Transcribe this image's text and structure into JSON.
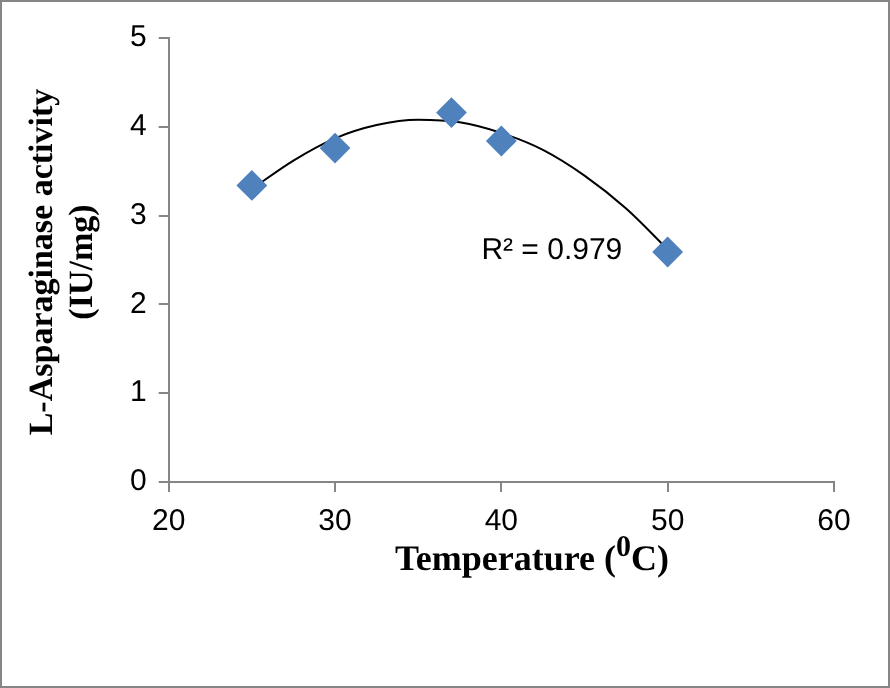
{
  "chart_data": {
    "type": "scatter",
    "xlabel": "Temperature ($^{0}$C)",
    "ylabel": "L-Asparaginase activity (IU/mg)",
    "annotations": [
      "R² = 0.979"
    ],
    "xlim": [
      20,
      60
    ],
    "xticks": [
      20,
      30,
      40,
      50,
      60
    ],
    "ylim": [
      0,
      5
    ],
    "yticks": [
      0,
      1,
      2,
      3,
      4,
      5
    ],
    "grid": false,
    "legend": false,
    "marker": "diamond",
    "series": [
      {
        "type": "scatter",
        "color": "#4f81bd",
        "x": [
          25,
          30,
          37,
          40,
          50
        ],
        "values": [
          3.34,
          3.76,
          4.16,
          3.84,
          2.59
        ]
      },
      {
        "type": "line",
        "color": "#000000",
        "marker": "none",
        "x": [
          25,
          27.5,
          30,
          32.5,
          35,
          37.5,
          40,
          42.5,
          45,
          47.5,
          50
        ],
        "values": [
          3.3,
          3.62,
          3.87,
          4.02,
          4.08,
          4.05,
          3.93,
          3.74,
          3.45,
          3.08,
          2.62
        ]
      }
    ]
  }
}
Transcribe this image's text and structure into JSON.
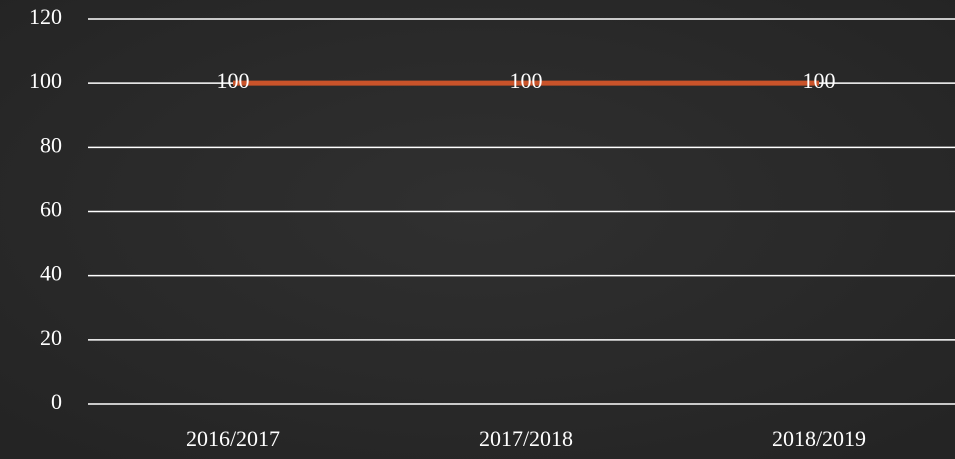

....................

▶ **Problem to work on**
Will you restate every entry word for word and omit the images?

▶ **Expected answer**
Transcribe this image's text and structure into JSON.
{
  "chart_data": {
    "type": "scatter",
    "xlabel": "Temperature ($^{0}$C)",
    "ylabel": "L-Asparaginase activity (IU/mg)",
    "annotations": [
      "R² = 0.979"
    ],
    "xlim": [
      20,
      60
    ],
    "xticks": [
      20,
      30,
      40,
      50,
      60
    ],
    "ylim": [
      0,
      5
    ],
    "yticks": [
      0,
      1,
      2,
      3,
      4,
      5
    ],
    "grid": false,
    "legend": false,
    "marker": "diamond",
    "series": [
      {
        "type": "scatter",
        "color": "#4f81bd",
        "x": [
          25,
          30,
          37,
          40,
          50
        ],
        "values": [
          3.34,
          3.76,
          4.16,
          3.84,
          2.59
        ]
      },
      {
        "type": "line",
        "color": "#000000",
        "marker": "none",
        "x": [
          25,
          27.5,
          30,
          32.5,
          35,
          37.5,
          40,
          42.5,
          45,
          47.5,
          50
        ],
        "values": [
          3.3,
          3.62,
          3.87,
          4.02,
          4.08,
          4.05,
          3.93,
          3.74,
          3.45,
          3.08,
          2.62
        ]
      }
    ]
  }
}
Transcribe this image's text and structure into JSON.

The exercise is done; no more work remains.